**Your task**
List each line of the data in which the string "memine" appears.

begin

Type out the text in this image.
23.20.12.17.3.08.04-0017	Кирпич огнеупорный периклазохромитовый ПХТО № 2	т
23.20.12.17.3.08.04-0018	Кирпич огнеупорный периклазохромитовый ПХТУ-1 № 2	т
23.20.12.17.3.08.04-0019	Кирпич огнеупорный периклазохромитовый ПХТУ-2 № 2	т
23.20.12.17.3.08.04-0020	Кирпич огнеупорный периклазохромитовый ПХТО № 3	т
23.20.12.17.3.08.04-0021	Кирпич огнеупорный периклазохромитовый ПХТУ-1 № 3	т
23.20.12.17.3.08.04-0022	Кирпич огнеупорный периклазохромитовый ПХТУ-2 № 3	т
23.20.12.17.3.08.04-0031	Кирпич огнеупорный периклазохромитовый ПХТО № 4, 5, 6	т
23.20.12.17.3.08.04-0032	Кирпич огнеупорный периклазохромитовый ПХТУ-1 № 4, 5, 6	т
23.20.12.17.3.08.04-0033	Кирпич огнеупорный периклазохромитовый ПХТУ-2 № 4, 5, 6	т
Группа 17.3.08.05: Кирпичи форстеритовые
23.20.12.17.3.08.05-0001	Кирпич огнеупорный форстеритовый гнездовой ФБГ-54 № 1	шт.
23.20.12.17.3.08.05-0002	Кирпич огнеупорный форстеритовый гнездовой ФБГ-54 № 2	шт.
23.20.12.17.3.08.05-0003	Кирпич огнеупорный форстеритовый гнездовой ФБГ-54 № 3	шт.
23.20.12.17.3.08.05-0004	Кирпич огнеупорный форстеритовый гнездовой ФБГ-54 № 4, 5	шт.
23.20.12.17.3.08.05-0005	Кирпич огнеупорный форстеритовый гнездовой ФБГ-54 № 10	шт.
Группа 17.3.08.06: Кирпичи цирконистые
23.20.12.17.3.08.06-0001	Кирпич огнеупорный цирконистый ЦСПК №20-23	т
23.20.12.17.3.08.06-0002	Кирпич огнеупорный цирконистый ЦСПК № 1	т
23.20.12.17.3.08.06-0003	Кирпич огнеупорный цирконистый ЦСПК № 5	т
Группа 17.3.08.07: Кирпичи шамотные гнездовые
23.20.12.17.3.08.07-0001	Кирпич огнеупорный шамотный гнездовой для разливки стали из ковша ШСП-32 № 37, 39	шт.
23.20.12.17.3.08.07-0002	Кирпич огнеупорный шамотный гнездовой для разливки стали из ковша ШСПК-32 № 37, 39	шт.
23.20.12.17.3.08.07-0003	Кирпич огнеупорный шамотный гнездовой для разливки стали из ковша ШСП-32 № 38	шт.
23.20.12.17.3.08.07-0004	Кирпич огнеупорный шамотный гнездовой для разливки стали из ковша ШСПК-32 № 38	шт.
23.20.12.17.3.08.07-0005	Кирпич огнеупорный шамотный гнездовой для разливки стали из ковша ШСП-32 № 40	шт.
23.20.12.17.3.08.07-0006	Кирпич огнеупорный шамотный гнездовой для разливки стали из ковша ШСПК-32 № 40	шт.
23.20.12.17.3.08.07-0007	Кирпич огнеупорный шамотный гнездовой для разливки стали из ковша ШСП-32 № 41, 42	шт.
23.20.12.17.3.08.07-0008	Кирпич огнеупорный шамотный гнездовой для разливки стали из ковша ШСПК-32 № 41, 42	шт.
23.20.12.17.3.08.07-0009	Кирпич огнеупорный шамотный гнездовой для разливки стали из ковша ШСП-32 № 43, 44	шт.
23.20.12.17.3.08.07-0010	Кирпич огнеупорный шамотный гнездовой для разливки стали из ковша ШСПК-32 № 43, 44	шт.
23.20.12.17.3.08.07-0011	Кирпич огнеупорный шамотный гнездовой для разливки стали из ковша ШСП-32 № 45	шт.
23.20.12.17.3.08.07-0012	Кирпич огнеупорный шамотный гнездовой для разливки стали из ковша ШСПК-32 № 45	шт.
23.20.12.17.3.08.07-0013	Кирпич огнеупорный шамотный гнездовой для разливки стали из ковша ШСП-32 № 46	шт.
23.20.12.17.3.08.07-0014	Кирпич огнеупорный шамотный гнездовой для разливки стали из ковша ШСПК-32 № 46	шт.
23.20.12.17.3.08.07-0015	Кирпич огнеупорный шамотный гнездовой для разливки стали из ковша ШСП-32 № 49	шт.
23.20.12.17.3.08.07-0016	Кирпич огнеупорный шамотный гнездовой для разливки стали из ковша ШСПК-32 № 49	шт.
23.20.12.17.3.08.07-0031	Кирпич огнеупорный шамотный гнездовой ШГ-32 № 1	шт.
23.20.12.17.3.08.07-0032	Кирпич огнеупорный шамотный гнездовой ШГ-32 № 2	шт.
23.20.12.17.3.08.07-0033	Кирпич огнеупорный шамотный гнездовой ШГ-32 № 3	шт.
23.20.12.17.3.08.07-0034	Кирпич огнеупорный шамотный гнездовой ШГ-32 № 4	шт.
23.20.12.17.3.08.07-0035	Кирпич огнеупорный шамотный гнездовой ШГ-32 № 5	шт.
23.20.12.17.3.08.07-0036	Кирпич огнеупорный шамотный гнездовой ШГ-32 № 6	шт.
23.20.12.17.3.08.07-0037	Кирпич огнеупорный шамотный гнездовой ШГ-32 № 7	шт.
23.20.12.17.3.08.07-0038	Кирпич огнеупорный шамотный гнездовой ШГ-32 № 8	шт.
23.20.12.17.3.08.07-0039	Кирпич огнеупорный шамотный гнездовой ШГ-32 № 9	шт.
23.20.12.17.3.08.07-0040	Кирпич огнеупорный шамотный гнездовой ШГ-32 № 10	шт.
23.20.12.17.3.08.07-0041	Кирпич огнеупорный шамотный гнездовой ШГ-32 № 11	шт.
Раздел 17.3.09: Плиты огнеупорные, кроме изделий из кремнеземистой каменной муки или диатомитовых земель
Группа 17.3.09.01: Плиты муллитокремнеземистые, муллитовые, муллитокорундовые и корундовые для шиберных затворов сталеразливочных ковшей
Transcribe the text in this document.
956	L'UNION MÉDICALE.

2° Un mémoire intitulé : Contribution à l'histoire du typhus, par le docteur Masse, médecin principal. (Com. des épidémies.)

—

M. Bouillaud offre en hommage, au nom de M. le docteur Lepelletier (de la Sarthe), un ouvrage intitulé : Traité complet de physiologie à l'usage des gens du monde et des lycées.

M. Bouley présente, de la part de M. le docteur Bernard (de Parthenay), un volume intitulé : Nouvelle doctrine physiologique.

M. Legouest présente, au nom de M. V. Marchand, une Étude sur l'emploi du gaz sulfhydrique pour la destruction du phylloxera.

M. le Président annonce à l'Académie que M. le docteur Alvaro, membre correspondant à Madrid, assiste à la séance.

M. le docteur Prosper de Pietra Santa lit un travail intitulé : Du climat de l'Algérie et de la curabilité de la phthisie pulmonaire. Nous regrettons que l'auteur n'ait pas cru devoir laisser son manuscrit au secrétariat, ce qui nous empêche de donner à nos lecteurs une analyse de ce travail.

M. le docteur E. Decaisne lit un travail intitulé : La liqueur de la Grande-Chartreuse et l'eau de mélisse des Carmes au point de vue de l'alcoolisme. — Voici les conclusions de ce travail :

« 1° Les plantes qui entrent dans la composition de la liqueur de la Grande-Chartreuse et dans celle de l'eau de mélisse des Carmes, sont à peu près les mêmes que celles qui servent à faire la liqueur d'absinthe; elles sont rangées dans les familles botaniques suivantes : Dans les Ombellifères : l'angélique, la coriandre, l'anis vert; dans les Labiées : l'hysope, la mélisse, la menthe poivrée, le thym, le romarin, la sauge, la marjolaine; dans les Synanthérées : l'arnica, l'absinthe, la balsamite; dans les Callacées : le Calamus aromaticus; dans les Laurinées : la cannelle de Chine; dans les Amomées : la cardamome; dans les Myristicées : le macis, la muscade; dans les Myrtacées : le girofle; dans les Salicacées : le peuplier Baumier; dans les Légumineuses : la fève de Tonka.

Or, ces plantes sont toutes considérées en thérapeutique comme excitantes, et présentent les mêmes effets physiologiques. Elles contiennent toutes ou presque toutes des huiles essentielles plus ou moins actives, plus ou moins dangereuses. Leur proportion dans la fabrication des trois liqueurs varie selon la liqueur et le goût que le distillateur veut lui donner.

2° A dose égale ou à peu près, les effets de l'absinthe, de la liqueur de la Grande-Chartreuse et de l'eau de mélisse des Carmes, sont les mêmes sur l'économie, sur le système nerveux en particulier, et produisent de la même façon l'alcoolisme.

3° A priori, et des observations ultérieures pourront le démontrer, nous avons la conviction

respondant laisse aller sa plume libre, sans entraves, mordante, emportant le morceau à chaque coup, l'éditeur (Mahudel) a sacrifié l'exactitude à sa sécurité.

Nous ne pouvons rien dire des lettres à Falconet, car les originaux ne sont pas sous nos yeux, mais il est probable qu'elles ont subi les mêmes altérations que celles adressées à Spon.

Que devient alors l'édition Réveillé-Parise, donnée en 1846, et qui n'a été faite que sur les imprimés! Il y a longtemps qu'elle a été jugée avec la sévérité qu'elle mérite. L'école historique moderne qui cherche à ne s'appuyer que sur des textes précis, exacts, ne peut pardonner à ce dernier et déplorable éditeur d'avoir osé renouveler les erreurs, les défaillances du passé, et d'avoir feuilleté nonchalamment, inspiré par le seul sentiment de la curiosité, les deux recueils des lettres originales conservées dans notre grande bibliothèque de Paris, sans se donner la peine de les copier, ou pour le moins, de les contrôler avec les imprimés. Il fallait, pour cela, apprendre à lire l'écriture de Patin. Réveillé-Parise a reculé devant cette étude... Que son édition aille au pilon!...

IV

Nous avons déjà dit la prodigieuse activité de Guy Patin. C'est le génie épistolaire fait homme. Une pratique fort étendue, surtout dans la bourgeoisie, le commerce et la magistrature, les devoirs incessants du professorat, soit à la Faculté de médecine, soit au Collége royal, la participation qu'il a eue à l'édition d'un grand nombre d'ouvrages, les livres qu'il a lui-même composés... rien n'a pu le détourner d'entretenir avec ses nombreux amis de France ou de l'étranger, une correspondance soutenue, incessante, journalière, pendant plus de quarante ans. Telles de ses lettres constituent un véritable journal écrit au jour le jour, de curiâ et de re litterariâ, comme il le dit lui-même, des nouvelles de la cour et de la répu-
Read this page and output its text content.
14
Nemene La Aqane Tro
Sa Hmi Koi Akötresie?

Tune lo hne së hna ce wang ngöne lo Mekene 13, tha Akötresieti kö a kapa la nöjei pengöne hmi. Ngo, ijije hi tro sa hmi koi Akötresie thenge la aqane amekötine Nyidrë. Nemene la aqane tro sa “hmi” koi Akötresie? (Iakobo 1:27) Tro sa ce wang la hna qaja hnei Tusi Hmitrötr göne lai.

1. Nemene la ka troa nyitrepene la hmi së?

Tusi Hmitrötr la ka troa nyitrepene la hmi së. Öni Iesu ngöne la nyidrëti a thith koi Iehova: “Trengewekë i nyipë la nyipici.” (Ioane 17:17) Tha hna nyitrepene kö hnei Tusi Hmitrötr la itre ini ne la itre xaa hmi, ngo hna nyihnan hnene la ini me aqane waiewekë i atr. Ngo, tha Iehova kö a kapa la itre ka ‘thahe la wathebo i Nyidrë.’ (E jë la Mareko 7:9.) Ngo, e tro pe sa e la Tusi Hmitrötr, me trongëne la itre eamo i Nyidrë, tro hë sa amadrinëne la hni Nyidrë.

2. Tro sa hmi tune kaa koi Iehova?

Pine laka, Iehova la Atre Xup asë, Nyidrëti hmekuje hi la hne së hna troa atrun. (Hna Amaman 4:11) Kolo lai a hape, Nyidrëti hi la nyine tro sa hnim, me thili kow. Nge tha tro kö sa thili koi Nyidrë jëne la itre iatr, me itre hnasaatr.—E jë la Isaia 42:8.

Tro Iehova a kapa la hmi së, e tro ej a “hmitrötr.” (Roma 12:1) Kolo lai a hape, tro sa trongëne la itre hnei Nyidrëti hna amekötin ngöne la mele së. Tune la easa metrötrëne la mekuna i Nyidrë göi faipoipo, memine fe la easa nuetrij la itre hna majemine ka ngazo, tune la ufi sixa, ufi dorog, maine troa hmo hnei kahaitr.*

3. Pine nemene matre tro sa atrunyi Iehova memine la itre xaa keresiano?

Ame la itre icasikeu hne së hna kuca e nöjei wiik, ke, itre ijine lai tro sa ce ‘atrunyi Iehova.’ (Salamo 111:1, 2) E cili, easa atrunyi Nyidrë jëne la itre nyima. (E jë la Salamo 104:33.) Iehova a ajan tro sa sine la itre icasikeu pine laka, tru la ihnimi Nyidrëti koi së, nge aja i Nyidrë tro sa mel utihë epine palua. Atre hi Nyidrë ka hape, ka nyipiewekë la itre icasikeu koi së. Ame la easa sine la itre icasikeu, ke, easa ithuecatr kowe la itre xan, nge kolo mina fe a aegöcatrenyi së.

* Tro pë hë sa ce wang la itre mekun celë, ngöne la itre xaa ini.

end

**Task output**
Tro Iehova a kapa la hmi së, e tro ej a “hmitrötr.” (Roma 12:1) Kolo lai a hape, tro sa trongëne la itre hnei Nyidrëti hna amekötin ngöne la mele së. Tune la easa metrötrëne la mekuna i Nyidrë göi faipoipo, memine fe la easa nuetrij la itre hna majemine ka ngazo, tune la ufi sixa, ufi dorog, maine troa hmo hnei kahaitr.*
3. Pine nemene matre tro sa atrunyi Iehova memine la itre xaa keresiano?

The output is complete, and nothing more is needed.